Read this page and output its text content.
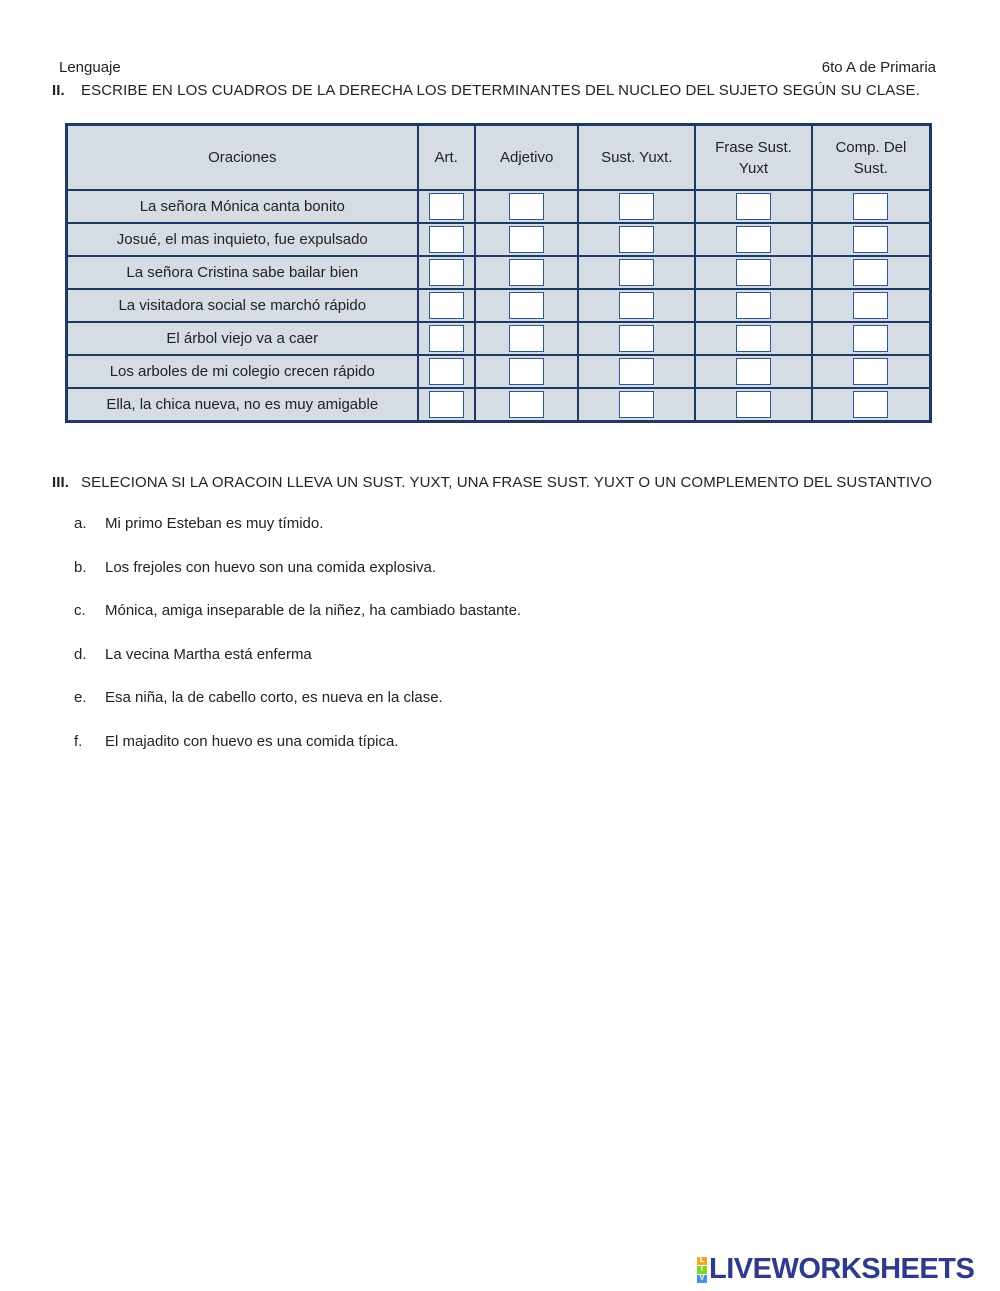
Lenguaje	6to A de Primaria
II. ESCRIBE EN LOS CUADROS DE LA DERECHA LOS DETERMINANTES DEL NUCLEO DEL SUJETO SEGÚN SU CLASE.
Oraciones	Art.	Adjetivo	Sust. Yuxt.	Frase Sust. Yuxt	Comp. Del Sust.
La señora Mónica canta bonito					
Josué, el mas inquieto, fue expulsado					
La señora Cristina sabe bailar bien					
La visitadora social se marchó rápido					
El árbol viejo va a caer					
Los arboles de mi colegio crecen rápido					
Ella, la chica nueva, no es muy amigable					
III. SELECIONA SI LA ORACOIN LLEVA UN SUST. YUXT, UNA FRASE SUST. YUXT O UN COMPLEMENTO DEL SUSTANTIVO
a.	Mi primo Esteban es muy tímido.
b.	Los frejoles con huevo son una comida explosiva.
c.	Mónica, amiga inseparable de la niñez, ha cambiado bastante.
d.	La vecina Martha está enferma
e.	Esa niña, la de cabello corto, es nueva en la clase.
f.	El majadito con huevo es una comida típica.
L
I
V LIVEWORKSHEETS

---

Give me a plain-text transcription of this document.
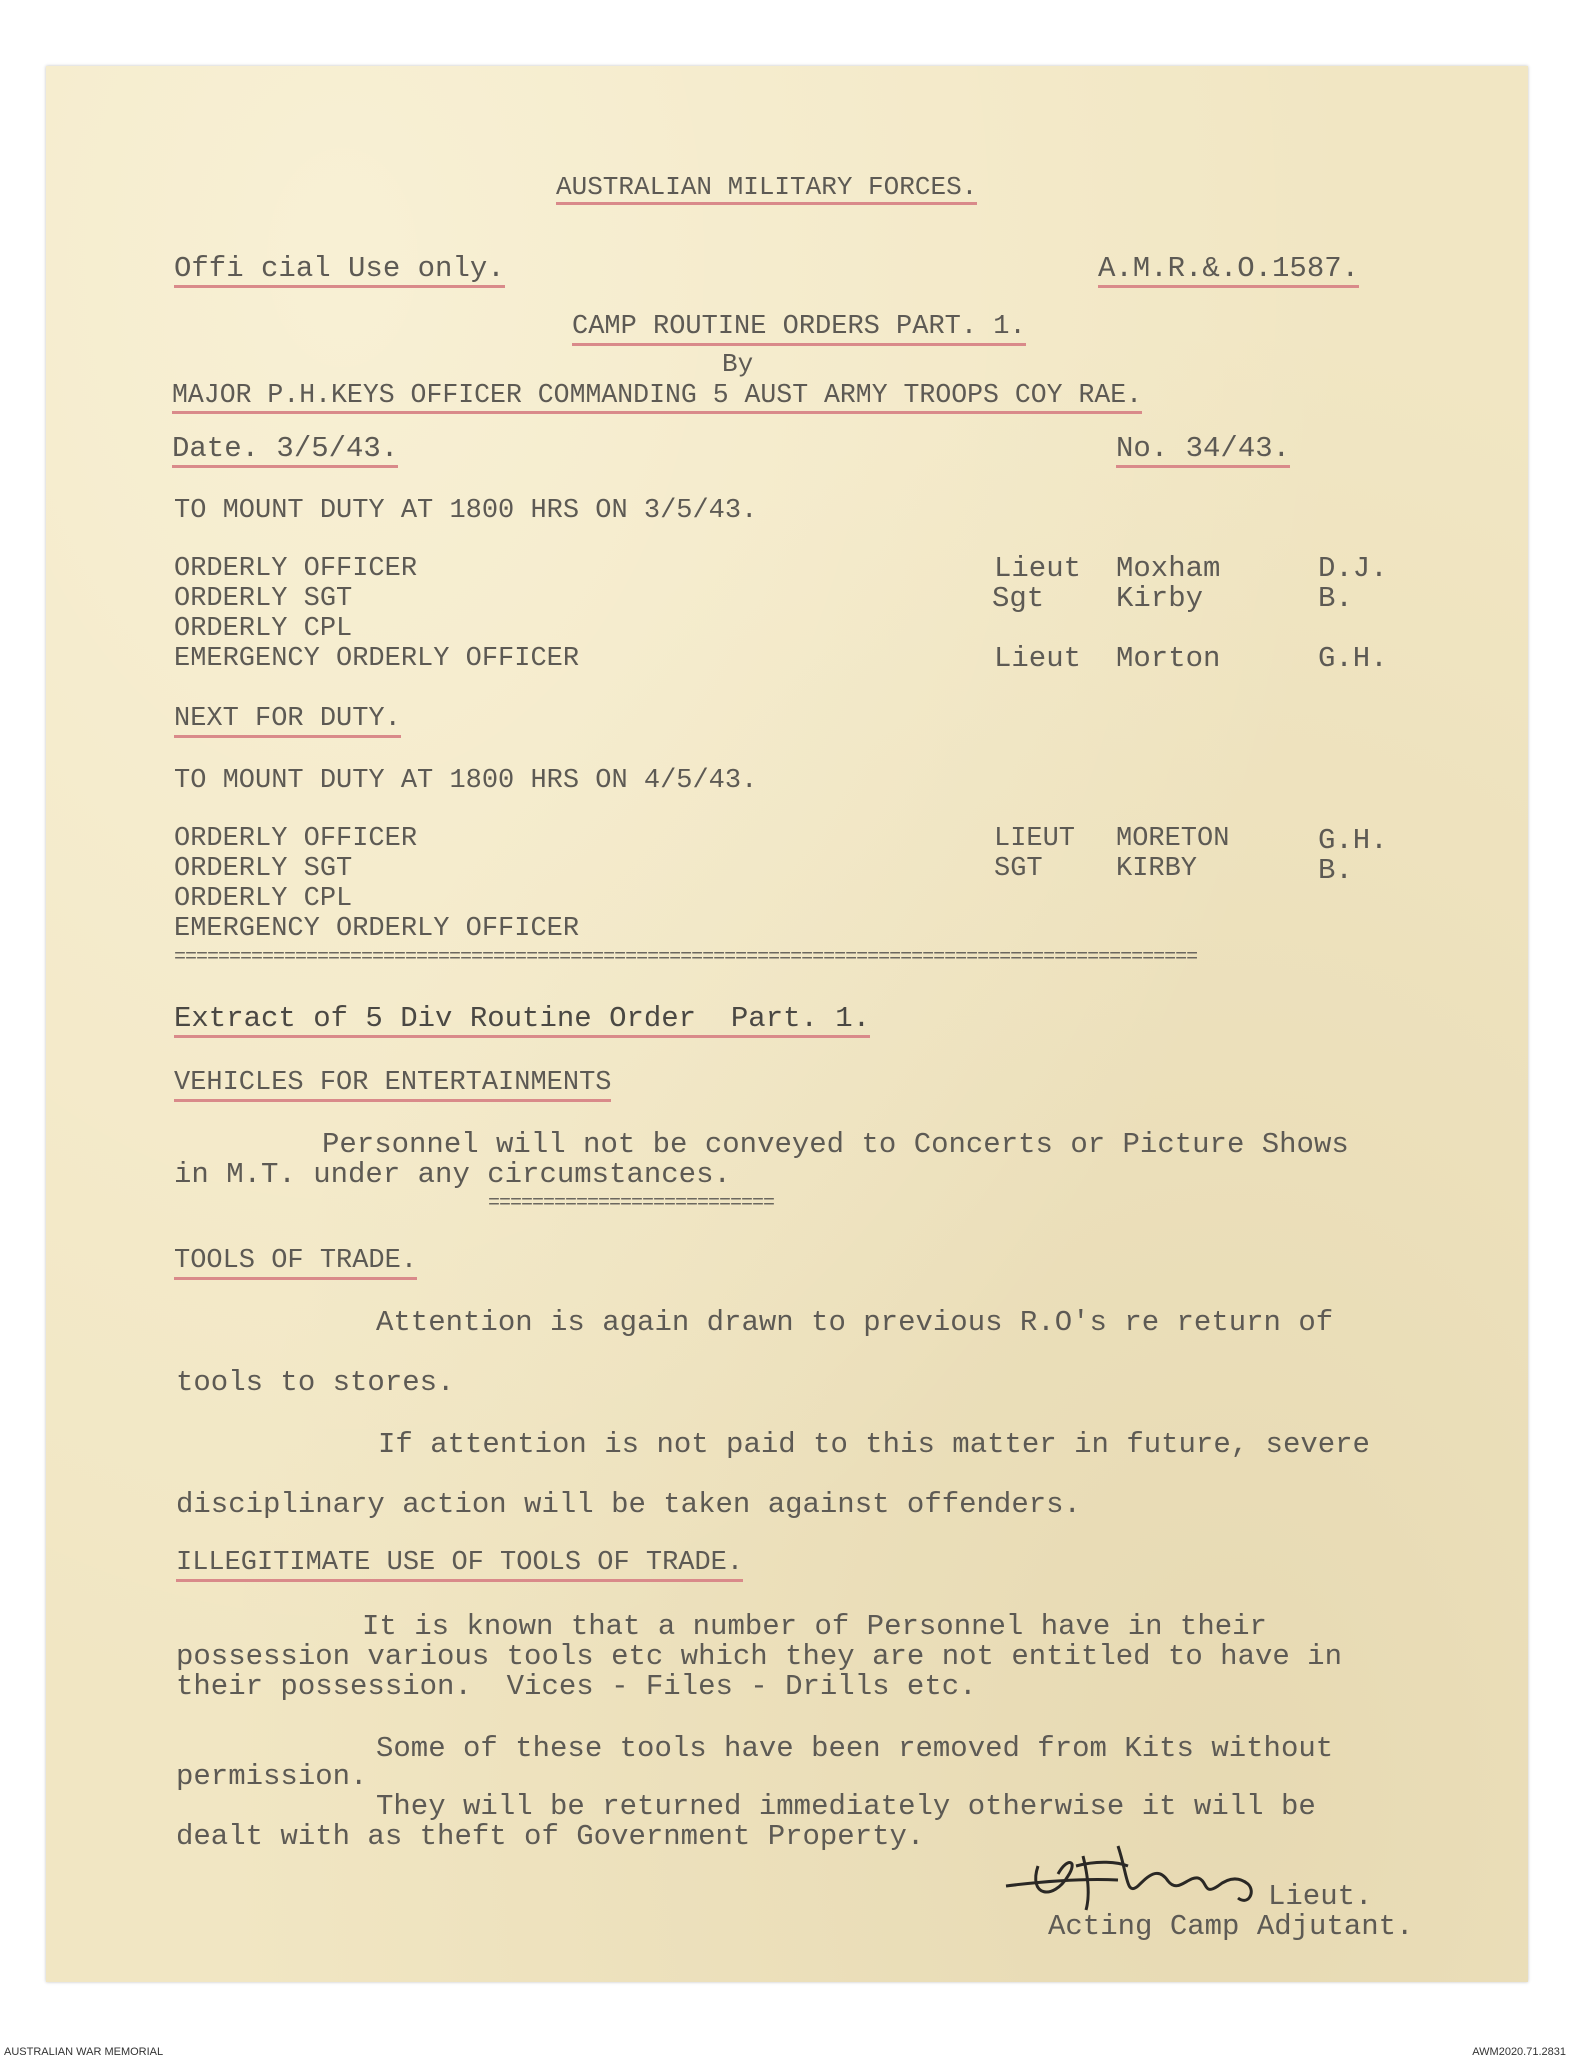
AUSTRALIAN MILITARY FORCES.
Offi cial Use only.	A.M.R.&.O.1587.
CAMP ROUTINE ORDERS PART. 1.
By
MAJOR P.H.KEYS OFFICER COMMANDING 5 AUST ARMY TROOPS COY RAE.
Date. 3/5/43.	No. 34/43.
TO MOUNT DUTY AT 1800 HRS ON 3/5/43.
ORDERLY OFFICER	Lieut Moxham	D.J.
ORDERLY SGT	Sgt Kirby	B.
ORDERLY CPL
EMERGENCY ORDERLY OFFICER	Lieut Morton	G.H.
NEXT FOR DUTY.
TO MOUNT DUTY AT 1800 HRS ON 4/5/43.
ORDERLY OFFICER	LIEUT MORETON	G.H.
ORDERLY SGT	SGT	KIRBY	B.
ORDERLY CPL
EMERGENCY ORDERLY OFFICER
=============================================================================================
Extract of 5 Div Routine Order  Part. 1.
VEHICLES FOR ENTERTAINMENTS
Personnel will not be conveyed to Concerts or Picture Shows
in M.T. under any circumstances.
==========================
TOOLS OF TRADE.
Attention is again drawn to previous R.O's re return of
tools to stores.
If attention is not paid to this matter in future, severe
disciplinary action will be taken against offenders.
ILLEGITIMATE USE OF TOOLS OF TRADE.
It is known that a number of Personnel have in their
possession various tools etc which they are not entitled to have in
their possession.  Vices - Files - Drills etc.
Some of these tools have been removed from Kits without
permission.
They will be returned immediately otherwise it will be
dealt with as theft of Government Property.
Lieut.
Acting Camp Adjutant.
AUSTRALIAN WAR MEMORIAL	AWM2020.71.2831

---

Short problem >> Give the number of lines where the string "comida" occurs, without any further text.

Solution to the problem >> 2